To do: Go through the entries and say how many lines contain the string "using". The number is the whole answer.

Stored data entries:
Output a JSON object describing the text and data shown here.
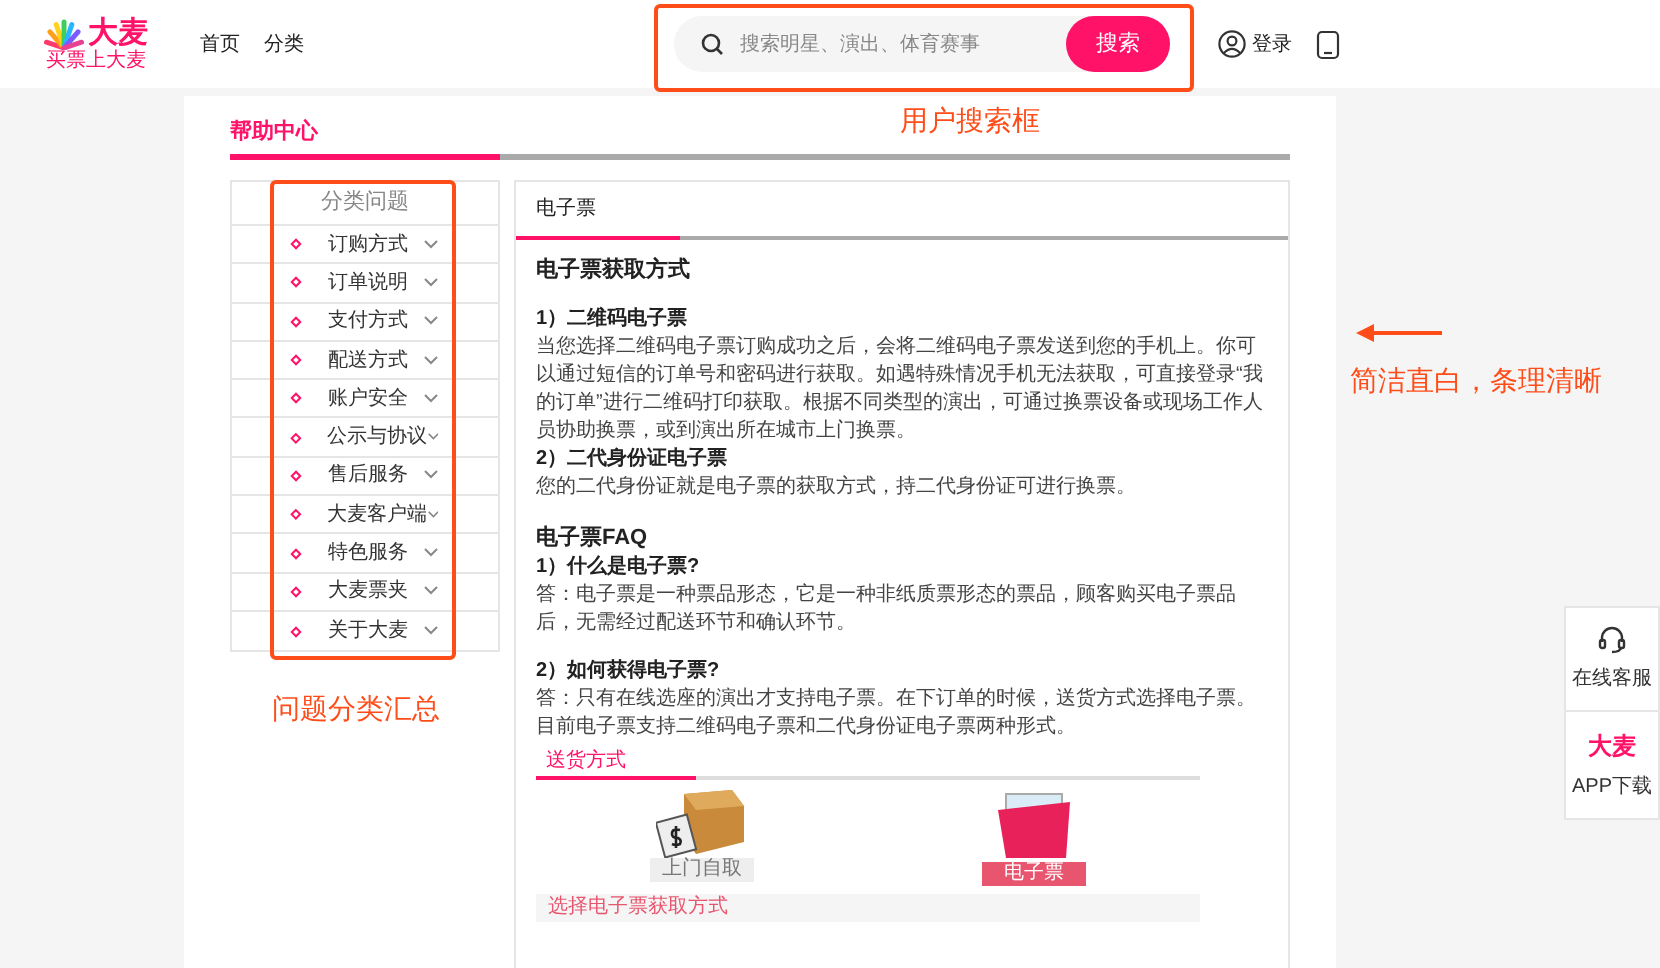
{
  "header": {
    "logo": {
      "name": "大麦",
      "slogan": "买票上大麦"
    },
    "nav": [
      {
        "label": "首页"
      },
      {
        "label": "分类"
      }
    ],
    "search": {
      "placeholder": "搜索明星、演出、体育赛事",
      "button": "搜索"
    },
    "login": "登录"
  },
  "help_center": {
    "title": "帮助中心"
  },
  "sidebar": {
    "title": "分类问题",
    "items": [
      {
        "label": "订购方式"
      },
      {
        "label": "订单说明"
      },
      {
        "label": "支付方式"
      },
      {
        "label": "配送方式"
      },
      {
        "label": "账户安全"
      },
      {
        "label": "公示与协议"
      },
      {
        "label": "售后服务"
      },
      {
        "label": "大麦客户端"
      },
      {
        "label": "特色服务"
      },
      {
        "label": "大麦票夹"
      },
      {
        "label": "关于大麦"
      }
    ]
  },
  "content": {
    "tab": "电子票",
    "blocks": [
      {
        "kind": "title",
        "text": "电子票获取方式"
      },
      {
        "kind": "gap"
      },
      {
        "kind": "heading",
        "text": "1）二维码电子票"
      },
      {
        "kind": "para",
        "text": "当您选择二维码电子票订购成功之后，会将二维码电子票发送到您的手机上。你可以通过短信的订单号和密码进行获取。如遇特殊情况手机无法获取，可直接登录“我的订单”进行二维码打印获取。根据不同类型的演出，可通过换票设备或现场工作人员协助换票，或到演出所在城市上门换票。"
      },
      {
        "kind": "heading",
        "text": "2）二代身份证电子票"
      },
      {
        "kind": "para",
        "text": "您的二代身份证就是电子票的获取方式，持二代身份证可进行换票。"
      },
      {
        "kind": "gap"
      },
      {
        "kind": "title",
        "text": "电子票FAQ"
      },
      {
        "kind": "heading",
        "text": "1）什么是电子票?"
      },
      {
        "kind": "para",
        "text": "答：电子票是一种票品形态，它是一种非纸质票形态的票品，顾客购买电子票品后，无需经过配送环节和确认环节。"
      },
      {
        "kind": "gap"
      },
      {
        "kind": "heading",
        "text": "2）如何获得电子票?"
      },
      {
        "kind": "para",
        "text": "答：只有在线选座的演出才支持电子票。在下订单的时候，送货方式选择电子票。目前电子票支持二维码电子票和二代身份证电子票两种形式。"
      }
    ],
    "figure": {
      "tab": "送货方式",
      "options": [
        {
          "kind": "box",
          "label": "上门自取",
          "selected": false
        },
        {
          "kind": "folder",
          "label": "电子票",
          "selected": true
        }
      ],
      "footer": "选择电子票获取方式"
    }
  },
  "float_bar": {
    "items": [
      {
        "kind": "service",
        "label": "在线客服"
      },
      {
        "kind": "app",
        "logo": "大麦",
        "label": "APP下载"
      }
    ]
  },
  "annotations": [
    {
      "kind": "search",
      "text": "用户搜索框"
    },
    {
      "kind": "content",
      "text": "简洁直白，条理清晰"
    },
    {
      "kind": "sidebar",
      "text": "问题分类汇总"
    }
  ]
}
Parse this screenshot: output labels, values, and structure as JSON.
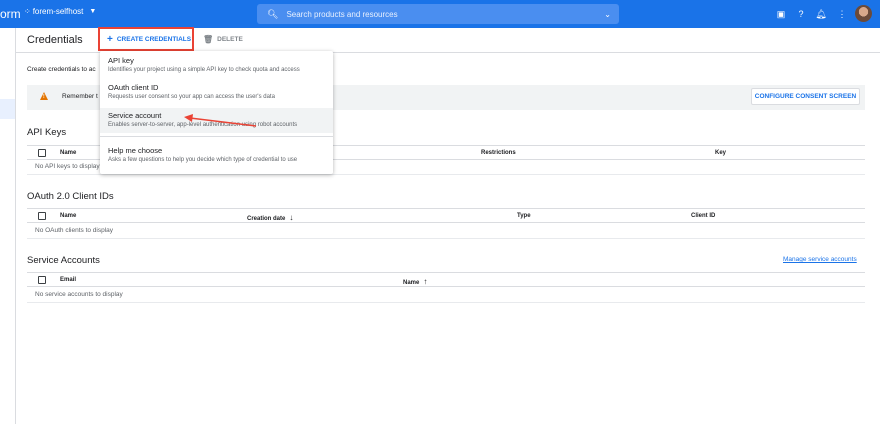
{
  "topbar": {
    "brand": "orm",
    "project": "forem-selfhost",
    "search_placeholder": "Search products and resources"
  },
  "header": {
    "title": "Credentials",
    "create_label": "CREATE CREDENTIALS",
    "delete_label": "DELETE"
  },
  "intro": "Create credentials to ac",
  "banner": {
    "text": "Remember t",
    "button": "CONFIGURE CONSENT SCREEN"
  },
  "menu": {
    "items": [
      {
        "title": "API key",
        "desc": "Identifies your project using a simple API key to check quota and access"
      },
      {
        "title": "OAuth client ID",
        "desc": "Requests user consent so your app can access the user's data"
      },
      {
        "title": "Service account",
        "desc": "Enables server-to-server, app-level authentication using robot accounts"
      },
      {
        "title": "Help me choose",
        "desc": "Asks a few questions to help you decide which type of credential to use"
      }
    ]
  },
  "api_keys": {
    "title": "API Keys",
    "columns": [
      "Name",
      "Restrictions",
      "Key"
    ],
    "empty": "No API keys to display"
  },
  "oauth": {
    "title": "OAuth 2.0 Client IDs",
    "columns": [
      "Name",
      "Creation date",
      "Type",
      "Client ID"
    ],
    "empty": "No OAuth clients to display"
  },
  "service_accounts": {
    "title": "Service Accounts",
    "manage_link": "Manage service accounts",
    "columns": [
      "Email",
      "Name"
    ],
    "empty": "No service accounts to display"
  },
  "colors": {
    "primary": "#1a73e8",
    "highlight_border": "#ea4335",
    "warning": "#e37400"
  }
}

Solution for this task: 2